## Data excerpts
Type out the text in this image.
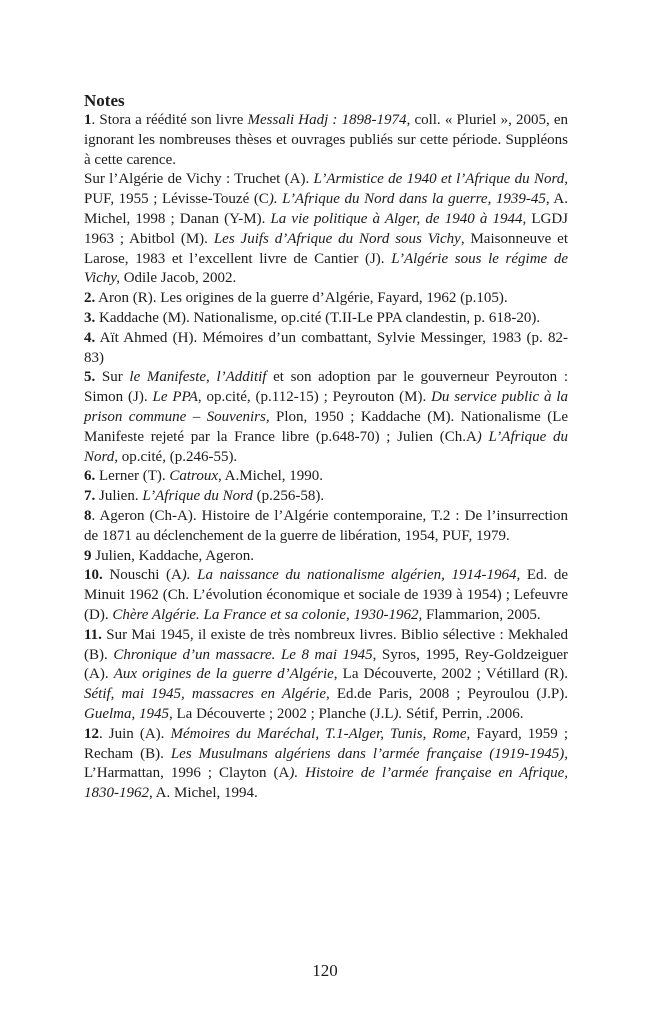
Notes

1. Stora a réédité son livre Messali Hadj : 1898-1974, coll. « Pluriel », 2005, en ignorant les nombreuses thèses et ouvrages publiés sur cette période. Suppléons à cette carence.

Sur l’Algérie de Vichy : Truchet (A). L’Armistice de 1940 et l’Afrique du Nord, PUF, 1955 ; Lévisse-Touzé (C). L’Afrique du Nord dans la guerre, 1939-45, A. Michel, 1998 ; Danan (Y-M). La vie politique à Alger, de 1940 à 1944, LGDJ 1963 ; Abitbol (M). Les Juifs d’Afrique du Nord sous Vichy, Maisonneuve et Larose, 1983 et l’excellent livre de Cantier (J). L’Algérie sous le régime de Vichy, Odile Jacob, 2002.

2. Aron (R). Les origines de la guerre d’Algérie, Fayard, 1962 (p.105).

3. Kaddache (M). Nationalisme, op.cité (T.II-Le PPA clandestin, p. 618-20).

4. Aït Ahmed (H). Mémoires d’un combattant, Sylvie Messinger, 1983 (p. 82-83)

5. Sur le Manifeste, l’Additif et son adoption par le gouverneur Peyrouton : Simon (J). Le PPA, op.cité, (p.112-15) ; Peyrouton (M). Du service public à la prison commune – Souvenirs, Plon, 1950 ; Kaddache (M). Nationalisme (Le Manifeste rejeté par la France libre (p.648-70) ; Julien (Ch.A) L’Afrique du Nord, op.cité, (p.246-55).

6. Lerner (T). Catroux, A.Michel, 1990.

7. Julien. L’Afrique du Nord (p.256-58).

8. Ageron (Ch-A). Histoire de l’Algérie contemporaine, T.2 : De l’insurrection de 1871 au déclenchement de la guerre de libération, 1954, PUF, 1979.

9 Julien, Kaddache, Ageron.

10. Nouschi (A). La naissance du nationalisme algérien, 1914-1964, Ed. de Minuit 1962 (Ch. L’évolution économique et sociale de 1939 à 1954) ; Lefeuvre (D). Chère Algérie. La France et sa colonie, 1930-1962, Flammarion, 2005.

11. Sur Mai 1945, il existe de très nombreux livres. Biblio sélective : Mekhaled (B). Chronique d’un massacre. Le 8 mai 1945, Syros, 1995, Rey-Goldzeiguer (A). Aux origines de la guerre d’Algérie, La Découverte, 2002 ; Vétillard (R). Sétif, mai 1945, massacres en Algérie, Ed.de Paris, 2008 ; Peyroulou (J.P). Guelma, 1945, La Découverte ; 2002 ; Planche (J.L). Sétif, Perrin, .2006.

12. Juin (A). Mémoires du Maréchal, T.1-Alger, Tunis, Rome, Fayard, 1959 ; Recham (B). Les Musulmans algériens dans l’armée française (1919-1945), L’Harmattan, 1996 ; Clayton (A). Histoire de l’armée française en Afrique, 1830-1962, A. Michel, 1994.

120
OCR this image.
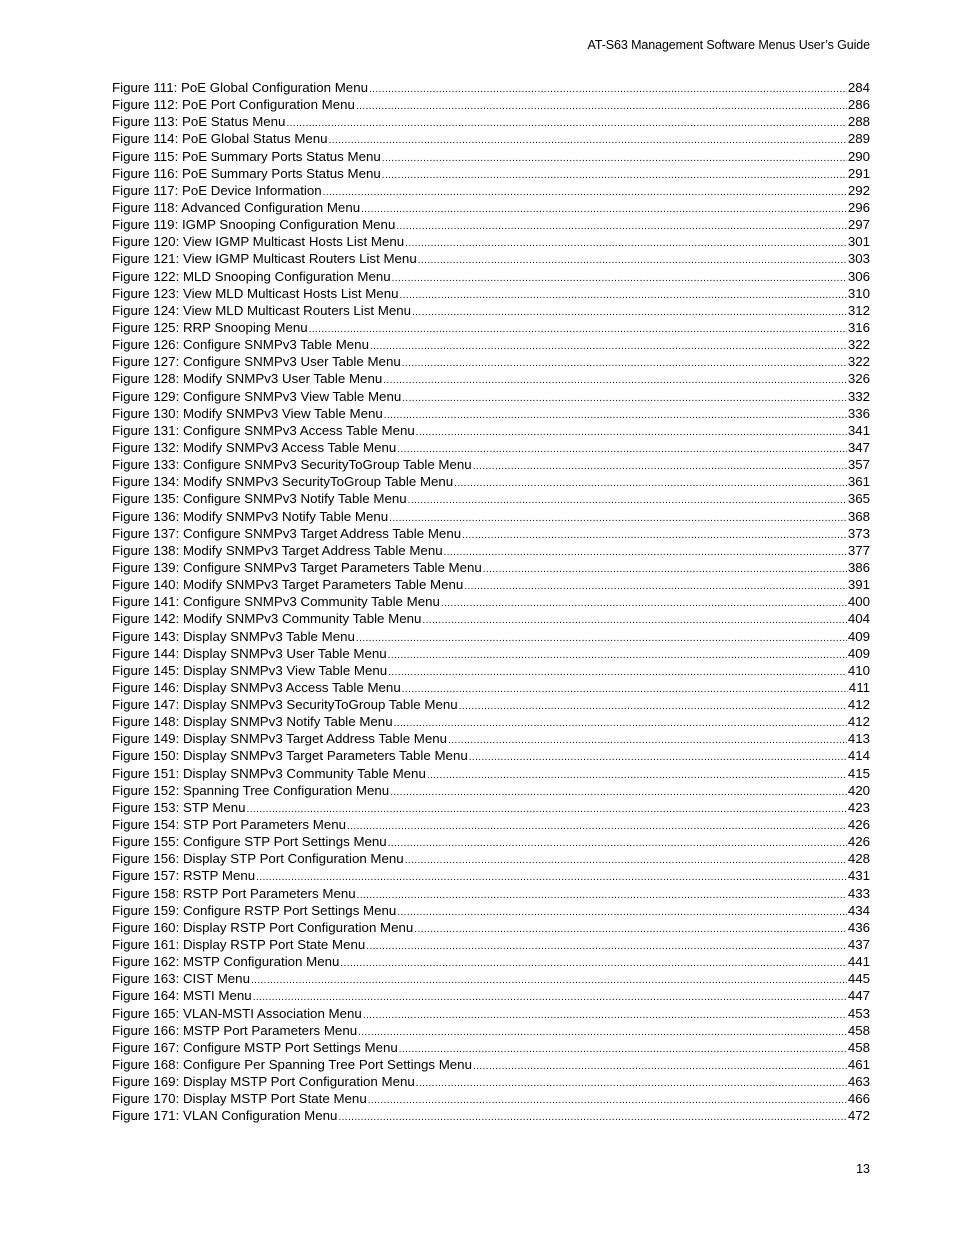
AT-S63 Management Software Menus User’s Guide
Figure 111: PoE Global Configuration Menu .....	284
Figure 112: PoE Port Configuration Menu .....	286
Figure 113: PoE Status Menu .....	288
Figure 114: PoE Global Status Menu .....	289
Figure 115: PoE Summary Ports Status Menu .....	290
Figure 116: PoE Summary Ports Status Menu .....	291
Figure 117: PoE Device Information .....	292
Figure 118: Advanced Configuration Menu .....	296
Figure 119: IGMP Snooping Configuration Menu .....	297
Figure 120: View IGMP Multicast Hosts List Menu .....	301
Figure 121: View IGMP Multicast Routers List Menu .....	303
Figure 122: MLD Snooping Configuration Menu .....	306
Figure 123: View MLD Multicast Hosts List Menu .....	310
Figure 124: View MLD Multicast Routers List Menu .....	312
Figure 125: RRP Snooping Menu .....	316
Figure 126: Configure SNMPv3 Table Menu .....	322
Figure 127: Configure SNMPv3 User Table Menu .....	322
Figure 128: Modify SNMPv3 User Table Menu .....	326
Figure 129: Configure SNMPv3 View Table Menu .....	332
Figure 130: Modify SNMPv3 View Table Menu .....	336
Figure 131: Configure SNMPv3 Access Table Menu .....	341
Figure 132: Modify SNMPv3 Access Table Menu .....	347
Figure 133: Configure SNMPv3 SecurityToGroup Table Menu .....	357
Figure 134: Modify SNMPv3 SecurityToGroup Table Menu .....	361
Figure 135: Configure SNMPv3 Notify Table Menu .....	365
Figure 136: Modify SNMPv3 Notify Table Menu .....	368
Figure 137: Configure SNMPv3 Target Address Table Menu .....	373
Figure 138: Modify SNMPv3 Target Address Table Menu .....	377
Figure 139: Configure SNMPv3 Target Parameters Table Menu .....	386
Figure 140: Modify SNMPv3 Target Parameters Table Menu .....	391
Figure 141: Configure SNMPv3 Community Table Menu .....	400
Figure 142: Modify SNMPv3 Community Table Menu .....	404
Figure 143: Display SNMPv3 Table Menu .....	409
Figure 144: Display SNMPv3 User Table Menu .....	409
Figure 145: Display SNMPv3 View Table Menu .....	410
Figure 146: Display SNMPv3 Access Table Menu .....	411
Figure 147: Display SNMPv3 SecurityToGroup Table Menu .....	412
Figure 148: Display SNMPv3 Notify Table Menu .....	412
Figure 149: Display SNMPv3 Target Address Table Menu .....	413
Figure 150: Display SNMPv3 Target Parameters Table Menu .....	414
Figure 151: Display SNMPv3 Community Table Menu .....	415
Figure 152: Spanning Tree Configuration Menu .....	420
Figure 153: STP Menu .....	423
Figure 154: STP Port Parameters Menu .....	426
Figure 155: Configure STP Port Settings Menu .....	426
Figure 156: Display STP Port Configuration Menu .....	428
Figure 157: RSTP Menu .....	431
Figure 158: RSTP Port Parameters Menu .....	433
Figure 159: Configure RSTP Port Settings Menu .....	434
Figure 160: Display RSTP Port Configuration Menu .....	436
Figure 161: Display RSTP Port State Menu .....	437
Figure 162: MSTP Configuration Menu .....	441
Figure 163: CIST Menu .....	445
Figure 164: MSTI Menu .....	447
Figure 165: VLAN-MSTI Association Menu .....	453
Figure 166: MSTP Port Parameters Menu .....	458
Figure 167: Configure MSTP Port Settings Menu .....	458
Figure 168: Configure Per Spanning Tree Port Settings Menu .....	461
Figure 169: Display MSTP Port Configuration Menu .....	463
Figure 170: Display MSTP Port State Menu .....	466
Figure 171: VLAN Configuration Menu .....	472
13
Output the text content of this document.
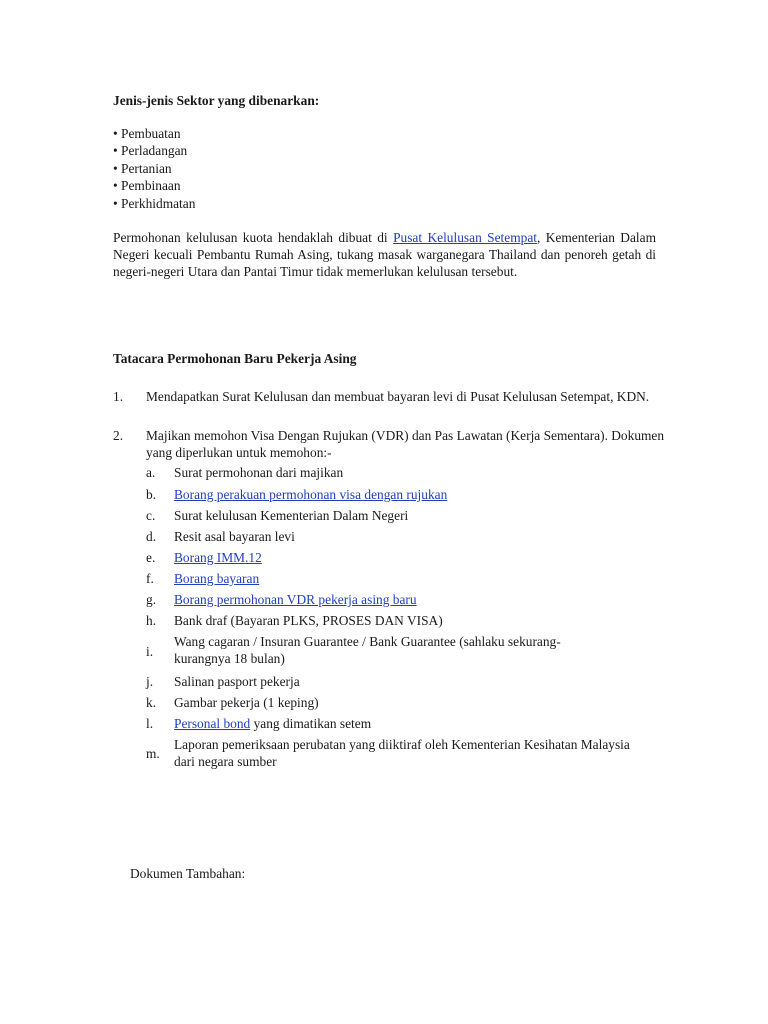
Jenis-jenis Sektor yang dibenarkan:
• Pembuatan
• Perladangan
• Pertanian
• Pembinaan
• Perkhidmatan
Permohonan kelulusan kuota hendaklah dibuat di Pusat Kelulusan Setempat, Kementerian Dalam Negeri kecuali Pembantu Rumah Asing, tukang masak warganegara Thailand dan penoreh getah di negeri-negeri Utara dan Pantai Timur tidak memerlukan kelulusan tersebut.
Tatacara Permohonan Baru Pekerja Asing
1. Mendapatkan Surat Kelulusan dan membuat bayaran levi di Pusat Kelulusan Setempat, KDN.
2. Majikan memohon Visa Dengan Rujukan (VDR) dan Pas Lawatan (Kerja Sementara). Dokumen yang diperlukan untuk memohon:-
a.	Surat permohonan dari majikan
b.	Borang perakuan permohonan visa dengan rujukan
c.	Surat kelulusan Kementerian Dalam Negeri
d.	Resit asal bayaran levi
e.	Borang IMM.12
f.	Borang bayaran
g.	Borang permohonan VDR pekerja asing baru
h.	Bank draf (Bayaran PLKS, PROSES DAN VISA)
i.
Wang cagaran / Insuran Guarantee / Bank Guarantee (sahlaku sekurang-kurangnya 18 bulan)
j.	Salinan pasport pekerja
k.	Gambar pekerja (1 keping)
l.	Personal bond yang dimatikan setem
m.
Laporan pemeriksaan perubatan yang diiktiraf oleh Kementerian Kesihatan Malaysia dari negara sumber
Dokumen Tambahan:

## Prompt
Print exactly the span of lines that begins with the line containing "Output the text content of this document." and ends with the last line of the listing, with no pictures.

## Response to the exercise
Output the text content of this document.
Jenis-jenis Sektor yang dibenarkan:
• Pembuatan
• Perladangan
• Pertanian
• Pembinaan
• Perkhidmatan
Permohonan kelulusan kuota hendaklah dibuat di Pusat Kelulusan Setempat, Kementerian Dalam Negeri kecuali Pembantu Rumah Asing, tukang masak warganegara Thailand dan penoreh getah di negeri-negeri Utara dan Pantai Timur tidak memerlukan kelulusan tersebut.
Tatacara Permohonan Baru Pekerja Asing
1. Mendapatkan Surat Kelulusan dan membuat bayaran levi di Pusat Kelulusan Setempat, KDN.
2. Majikan memohon Visa Dengan Rujukan (VDR) dan Pas Lawatan (Kerja Sementara). Dokumen yang diperlukan untuk memohon:-
a.	Surat permohonan dari majikan
b.	Borang perakuan permohonan visa dengan rujukan
c.	Surat kelulusan Kementerian Dalam Negeri
d.	Resit asal bayaran levi
e.	Borang IMM.12
f.	Borang bayaran
g.	Borang permohonan VDR pekerja asing baru
h.	Bank draf (Bayaran PLKS, PROSES DAN VISA)
i.
Wang cagaran / Insuran Guarantee / Bank Guarantee (sahlaku sekurang-kurangnya 18 bulan)
j.	Salinan pasport pekerja
k.	Gambar pekerja (1 keping)
l.	Personal bond yang dimatikan setem
m.
Laporan pemeriksaan perubatan yang diiktiraf oleh Kementerian Kesihatan Malaysia dari negara sumber
Dokumen Tambahan:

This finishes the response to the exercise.